EXERCISE MATERIALS:
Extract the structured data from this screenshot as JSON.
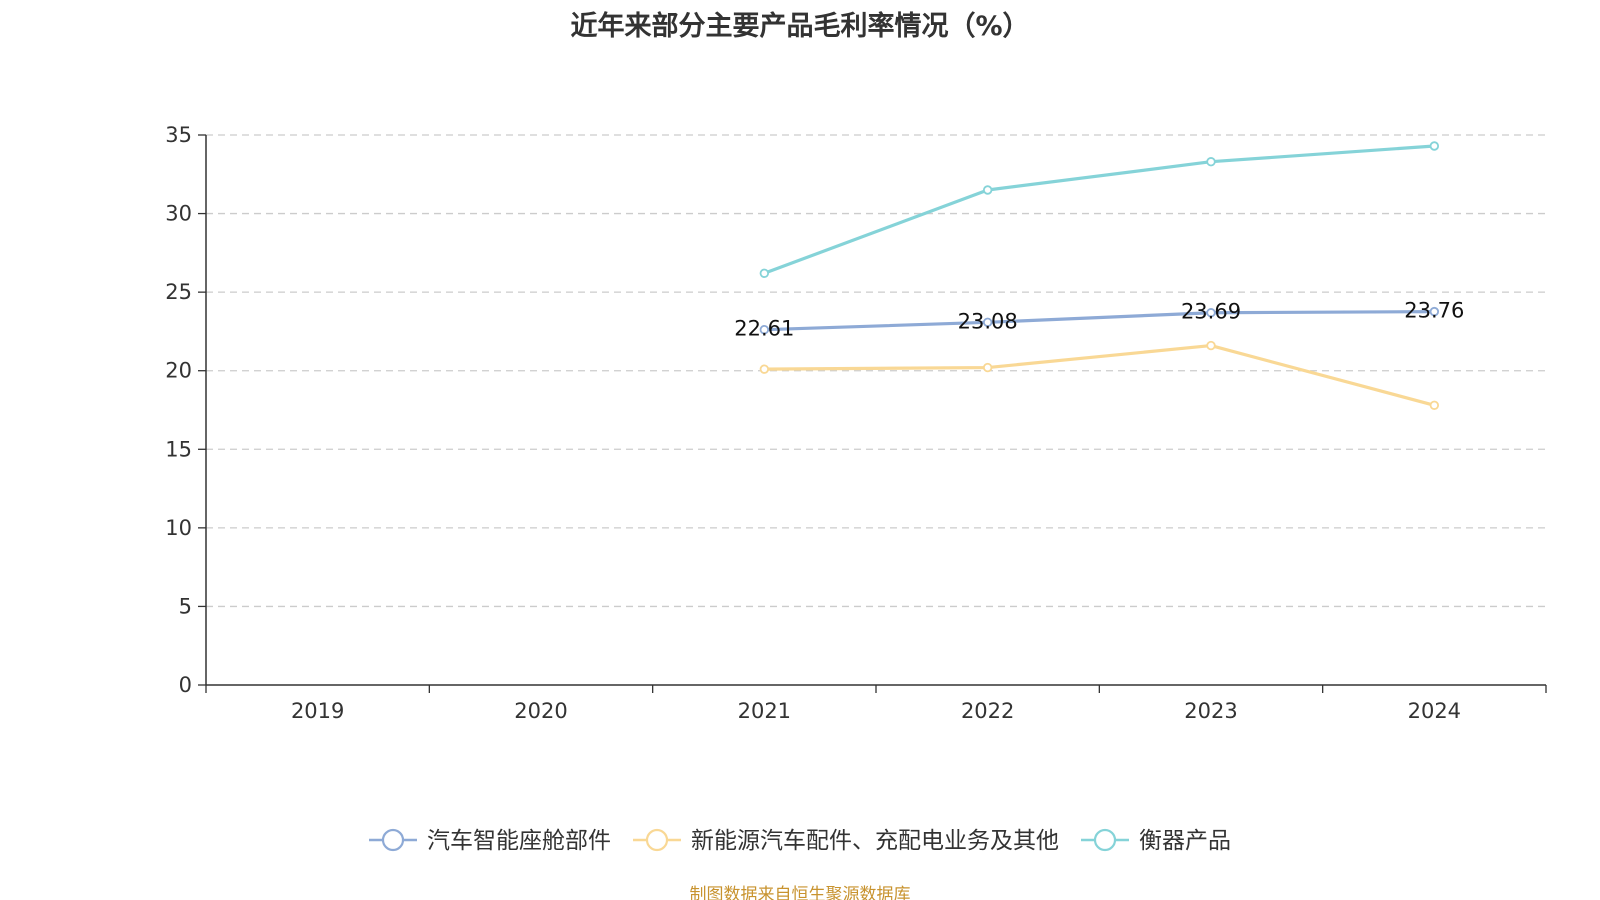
{
  "chart_data": {
    "type": "line",
    "title": "近年来部分主要产品毛利率情况（%）",
    "categories": [
      "2019",
      "2020",
      "2021",
      "2022",
      "2023",
      "2024"
    ],
    "y_ticks": [
      "0",
      "5",
      "10",
      "15",
      "20",
      "25",
      "30",
      "35"
    ],
    "ylim": [
      0,
      35
    ],
    "grid": true,
    "legend_position": "bottom",
    "series": [
      {
        "name": "汽车智能座舱部件",
        "color": "#8eaad6",
        "values": [
          null,
          null,
          22.61,
          23.08,
          23.69,
          23.76
        ],
        "labels": [
          "",
          "",
          "22.61",
          "23.08",
          "23.69",
          "23.76"
        ]
      },
      {
        "name": "新能源汽车配件、充配电业务及其他",
        "color": "#f9d895",
        "values": [
          null,
          null,
          20.1,
          20.2,
          21.6,
          17.8
        ],
        "labels": [
          "",
          "",
          "",
          "",
          "",
          ""
        ]
      },
      {
        "name": "衡器产品",
        "color": "#85d3d8",
        "values": [
          null,
          null,
          26.2,
          31.5,
          33.3,
          34.3
        ],
        "labels": [
          "",
          "",
          "",
          "",
          "",
          ""
        ]
      }
    ]
  },
  "source": "制图数据来自恒生聚源数据库"
}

EXERCISE AIM: Write the material out again exactly as it appears, dropping the pictures.

WRITTEN RESPONSE:
Extract the structured data from this screenshot as JSON.
{
  "chart_data": {
    "type": "line",
    "title": "近年来部分主要产品毛利率情况（%）",
    "categories": [
      "2019",
      "2020",
      "2021",
      "2022",
      "2023",
      "2024"
    ],
    "y_ticks": [
      "0",
      "5",
      "10",
      "15",
      "20",
      "25",
      "30",
      "35"
    ],
    "ylim": [
      0,
      35
    ],
    "grid": true,
    "legend_position": "bottom",
    "series": [
      {
        "name": "汽车智能座舱部件",
        "color": "#8eaad6",
        "values": [
          null,
          null,
          22.61,
          23.08,
          23.69,
          23.76
        ],
        "labels": [
          "",
          "",
          "22.61",
          "23.08",
          "23.69",
          "23.76"
        ]
      },
      {
        "name": "新能源汽车配件、充配电业务及其他",
        "color": "#f9d895",
        "values": [
          null,
          null,
          20.1,
          20.2,
          21.6,
          17.8
        ],
        "labels": [
          "",
          "",
          "",
          "",
          "",
          ""
        ]
      },
      {
        "name": "衡器产品",
        "color": "#85d3d8",
        "values": [
          null,
          null,
          26.2,
          31.5,
          33.3,
          34.3
        ],
        "labels": [
          "",
          "",
          "",
          "",
          "",
          ""
        ]
      }
    ]
  },
  "source": "制图数据来自恒生聚源数据库"
}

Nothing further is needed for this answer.